[YOUR OBJECTIVE] Extract every line that contains the string "Sanders".
──────── MATERIAL FOR THE TASK
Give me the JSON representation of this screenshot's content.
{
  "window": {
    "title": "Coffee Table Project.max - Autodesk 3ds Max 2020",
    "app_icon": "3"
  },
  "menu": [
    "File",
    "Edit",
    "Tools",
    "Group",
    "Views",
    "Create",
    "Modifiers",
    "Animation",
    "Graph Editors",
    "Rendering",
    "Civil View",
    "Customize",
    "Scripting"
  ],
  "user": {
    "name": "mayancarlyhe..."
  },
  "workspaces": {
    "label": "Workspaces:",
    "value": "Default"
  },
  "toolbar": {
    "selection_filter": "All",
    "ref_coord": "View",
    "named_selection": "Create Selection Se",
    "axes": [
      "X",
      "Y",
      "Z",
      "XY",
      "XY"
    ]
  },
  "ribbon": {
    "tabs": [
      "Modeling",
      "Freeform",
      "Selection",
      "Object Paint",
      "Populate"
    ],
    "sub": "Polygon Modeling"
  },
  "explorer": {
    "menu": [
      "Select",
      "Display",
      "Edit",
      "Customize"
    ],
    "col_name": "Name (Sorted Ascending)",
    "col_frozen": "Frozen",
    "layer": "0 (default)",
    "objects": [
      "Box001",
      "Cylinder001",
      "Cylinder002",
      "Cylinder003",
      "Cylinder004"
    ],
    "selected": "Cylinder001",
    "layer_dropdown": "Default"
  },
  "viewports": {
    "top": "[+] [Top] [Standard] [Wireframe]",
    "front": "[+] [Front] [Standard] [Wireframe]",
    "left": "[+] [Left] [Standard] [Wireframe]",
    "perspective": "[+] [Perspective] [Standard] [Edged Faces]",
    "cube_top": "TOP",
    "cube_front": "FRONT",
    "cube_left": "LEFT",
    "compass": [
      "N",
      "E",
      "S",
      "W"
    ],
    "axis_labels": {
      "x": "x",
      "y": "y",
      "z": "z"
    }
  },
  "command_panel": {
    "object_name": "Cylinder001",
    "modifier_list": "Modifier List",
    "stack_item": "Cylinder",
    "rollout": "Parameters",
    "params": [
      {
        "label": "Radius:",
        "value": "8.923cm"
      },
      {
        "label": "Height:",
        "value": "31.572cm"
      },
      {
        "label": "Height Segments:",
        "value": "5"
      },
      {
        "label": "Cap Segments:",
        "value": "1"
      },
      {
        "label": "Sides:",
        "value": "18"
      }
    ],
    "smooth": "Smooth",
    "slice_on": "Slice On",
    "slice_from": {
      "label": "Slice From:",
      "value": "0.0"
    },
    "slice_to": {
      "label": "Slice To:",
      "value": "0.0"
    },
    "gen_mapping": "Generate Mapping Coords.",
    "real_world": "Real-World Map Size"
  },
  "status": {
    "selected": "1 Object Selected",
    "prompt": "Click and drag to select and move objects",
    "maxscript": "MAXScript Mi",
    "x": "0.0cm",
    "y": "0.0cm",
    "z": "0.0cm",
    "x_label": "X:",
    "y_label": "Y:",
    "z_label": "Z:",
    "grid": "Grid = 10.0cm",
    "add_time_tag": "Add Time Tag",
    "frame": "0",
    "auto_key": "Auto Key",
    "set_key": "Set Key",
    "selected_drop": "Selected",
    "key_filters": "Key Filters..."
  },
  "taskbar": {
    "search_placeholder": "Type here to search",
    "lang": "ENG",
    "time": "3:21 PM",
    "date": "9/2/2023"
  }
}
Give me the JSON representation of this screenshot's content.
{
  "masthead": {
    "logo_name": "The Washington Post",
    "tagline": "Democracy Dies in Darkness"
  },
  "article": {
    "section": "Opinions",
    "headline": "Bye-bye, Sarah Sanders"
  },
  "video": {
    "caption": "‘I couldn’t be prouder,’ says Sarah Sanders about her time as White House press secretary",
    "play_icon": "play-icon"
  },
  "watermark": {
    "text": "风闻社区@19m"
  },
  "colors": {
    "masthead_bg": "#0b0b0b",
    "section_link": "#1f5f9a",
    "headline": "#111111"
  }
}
────────────────
[SOLUTION TO THE EXERCISE]
    "headline": "Bye-bye, Sarah Sanders"
    "caption": "‘I couldn’t be prouder,’ says Sarah Sanders about her time as White House press secretary",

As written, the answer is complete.